## Task description
Output all of the data below exactly as given.

>> begin Exercise inputs

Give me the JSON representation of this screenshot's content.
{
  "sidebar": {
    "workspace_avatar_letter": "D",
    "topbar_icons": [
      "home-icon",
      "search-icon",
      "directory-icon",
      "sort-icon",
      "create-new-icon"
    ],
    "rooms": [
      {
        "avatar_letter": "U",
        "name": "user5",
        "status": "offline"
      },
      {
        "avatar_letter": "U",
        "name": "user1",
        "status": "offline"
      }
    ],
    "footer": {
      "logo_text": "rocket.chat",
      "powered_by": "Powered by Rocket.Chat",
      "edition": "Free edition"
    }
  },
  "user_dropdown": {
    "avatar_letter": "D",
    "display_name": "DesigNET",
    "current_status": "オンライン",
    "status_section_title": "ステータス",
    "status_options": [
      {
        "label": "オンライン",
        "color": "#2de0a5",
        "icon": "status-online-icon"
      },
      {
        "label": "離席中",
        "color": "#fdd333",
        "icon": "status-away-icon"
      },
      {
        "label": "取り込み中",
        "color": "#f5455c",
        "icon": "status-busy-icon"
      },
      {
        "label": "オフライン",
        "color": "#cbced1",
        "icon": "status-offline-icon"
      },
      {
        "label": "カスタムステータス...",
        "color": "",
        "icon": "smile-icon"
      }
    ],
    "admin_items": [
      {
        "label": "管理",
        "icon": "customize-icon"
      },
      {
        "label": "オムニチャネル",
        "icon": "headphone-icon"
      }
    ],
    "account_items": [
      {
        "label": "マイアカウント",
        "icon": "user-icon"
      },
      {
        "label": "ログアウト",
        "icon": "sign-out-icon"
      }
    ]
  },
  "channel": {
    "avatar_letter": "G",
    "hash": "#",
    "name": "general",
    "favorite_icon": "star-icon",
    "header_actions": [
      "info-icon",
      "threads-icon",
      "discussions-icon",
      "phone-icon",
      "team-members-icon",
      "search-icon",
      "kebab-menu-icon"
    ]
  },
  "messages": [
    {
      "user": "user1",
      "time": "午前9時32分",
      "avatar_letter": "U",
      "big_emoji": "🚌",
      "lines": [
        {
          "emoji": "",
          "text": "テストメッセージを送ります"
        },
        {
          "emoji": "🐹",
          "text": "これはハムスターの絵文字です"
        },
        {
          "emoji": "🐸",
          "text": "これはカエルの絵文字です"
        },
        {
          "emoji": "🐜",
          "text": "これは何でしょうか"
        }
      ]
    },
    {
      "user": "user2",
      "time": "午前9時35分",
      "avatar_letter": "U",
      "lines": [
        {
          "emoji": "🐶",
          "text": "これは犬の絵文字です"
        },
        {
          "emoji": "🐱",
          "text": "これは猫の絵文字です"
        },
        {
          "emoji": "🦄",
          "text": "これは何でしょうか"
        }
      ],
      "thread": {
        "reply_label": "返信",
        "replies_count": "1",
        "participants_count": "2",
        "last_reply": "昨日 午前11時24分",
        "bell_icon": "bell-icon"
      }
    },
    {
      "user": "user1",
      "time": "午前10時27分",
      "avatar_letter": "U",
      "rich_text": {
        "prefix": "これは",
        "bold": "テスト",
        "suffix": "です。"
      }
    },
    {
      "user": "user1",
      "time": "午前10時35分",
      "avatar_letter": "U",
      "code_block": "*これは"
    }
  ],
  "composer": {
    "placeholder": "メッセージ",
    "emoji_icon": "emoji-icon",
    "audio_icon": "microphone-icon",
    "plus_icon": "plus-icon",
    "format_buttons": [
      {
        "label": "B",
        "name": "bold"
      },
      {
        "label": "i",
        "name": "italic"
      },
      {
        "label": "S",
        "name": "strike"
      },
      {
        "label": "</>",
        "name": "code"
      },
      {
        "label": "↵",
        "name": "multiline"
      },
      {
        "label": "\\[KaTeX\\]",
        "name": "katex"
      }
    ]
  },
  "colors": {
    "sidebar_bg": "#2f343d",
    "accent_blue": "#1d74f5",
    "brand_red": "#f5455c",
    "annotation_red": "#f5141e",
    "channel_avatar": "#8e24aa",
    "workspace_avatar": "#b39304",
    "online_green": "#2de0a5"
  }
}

>> end Exercise inputs

## Correct answer
Give me the JSON representation of this screenshot's content.
{
  "sidebar": {
    "workspace_avatar_letter": "D",
    "topbar_icons": [
      "home-icon",
      "search-icon",
      "directory-icon",
      "sort-icon",
      "create-new-icon"
    ],
    "rooms": [
      {
        "avatar_letter": "U",
        "name": "user5",
        "status": "offline"
      },
      {
        "avatar_letter": "U",
        "name": "user1",
        "status": "offline"
      }
    ],
    "footer": {
      "logo_text": "rocket.chat",
      "powered_by": "Powered by Rocket.Chat",
      "edition": "Free edition"
    }
  },
  "user_dropdown": {
    "avatar_letter": "D",
    "display_name": "DesigNET",
    "current_status": "オンライン",
    "status_section_title": "ステータス",
    "status_options": [
      {
        "label": "オンライン",
        "color": "#2de0a5",
        "icon": "status-online-icon"
      },
      {
        "label": "離席中",
        "color": "#fdd333",
        "icon": "status-away-icon"
      },
      {
        "label": "取り込み中",
        "color": "#f5455c",
        "icon": "status-busy-icon"
      },
      {
        "label": "オフライン",
        "color": "#cbced1",
        "icon": "status-offline-icon"
      },
      {
        "label": "カスタムステータス...",
        "color": "",
        "icon": "smile-icon"
      }
    ],
    "admin_items": [
      {
        "label": "管理",
        "icon": "customize-icon"
      },
      {
        "label": "オムニチャネル",
        "icon": "headphone-icon"
      }
    ],
    "account_items": [
      {
        "label": "マイアカウント",
        "icon": "user-icon"
      },
      {
        "label": "ログアウト",
        "icon": "sign-out-icon"
      }
    ]
  },
  "channel": {
    "avatar_letter": "G",
    "hash": "#",
    "name": "general",
    "favorite_icon": "star-icon",
    "header_actions": [
      "info-icon",
      "threads-icon",
      "discussions-icon",
      "phone-icon",
      "team-members-icon",
      "search-icon",
      "kebab-menu-icon"
    ]
  },
  "messages": [
    {
      "user": "user1",
      "time": "午前9時32分",
      "avatar_letter": "U",
      "big_emoji": "🚌",
      "lines": [
        {
          "emoji": "",
          "text": "テストメッセージを送ります"
        },
        {
          "emoji": "🐹",
          "text": "これはハムスターの絵文字です"
        },
        {
          "emoji": "🐸",
          "text": "これはカエルの絵文字です"
        },
        {
          "emoji": "🐜",
          "text": "これは何でしょうか"
        }
      ]
    },
    {
      "user": "user2",
      "time": "午前9時35分",
      "avatar_letter": "U",
      "lines": [
        {
          "emoji": "🐶",
          "text": "これは犬の絵文字です"
        },
        {
          "emoji": "🐱",
          "text": "これは猫の絵文字です"
        },
        {
          "emoji": "🦄",
          "text": "これは何でしょうか"
        }
      ],
      "thread": {
        "reply_label": "返信",
        "replies_count": "1",
        "participants_count": "2",
        "last_reply": "昨日 午前11時24分",
        "bell_icon": "bell-icon"
      }
    },
    {
      "user": "user1",
      "time": "午前10時27分",
      "avatar_letter": "U",
      "rich_text": {
        "prefix": "これは",
        "bold": "テスト",
        "suffix": "です。"
      }
    },
    {
      "user": "user1",
      "time": "午前10時35分",
      "avatar_letter": "U",
      "code_block": "*これは"
    }
  ],
  "composer": {
    "placeholder": "メッセージ",
    "emoji_icon": "emoji-icon",
    "audio_icon": "microphone-icon",
    "plus_icon": "plus-icon",
    "format_buttons": [
      {
        "label": "B",
        "name": "bold"
      },
      {
        "label": "i",
        "name": "italic"
      },
      {
        "label": "S",
        "name": "strike"
      },
      {
        "label": "</>",
        "name": "code"
      },
      {
        "label": "↵",
        "name": "multiline"
      },
      {
        "label": "\\[KaTeX\\]",
        "name": "katex"
      }
    ]
  },
  "colors": {
    "sidebar_bg": "#2f343d",
    "accent_blue": "#1d74f5",
    "brand_red": "#f5455c",
    "annotation_red": "#f5141e",
    "channel_avatar": "#8e24aa",
    "workspace_avatar": "#b39304",
    "online_green": "#2de0a5"
  }
}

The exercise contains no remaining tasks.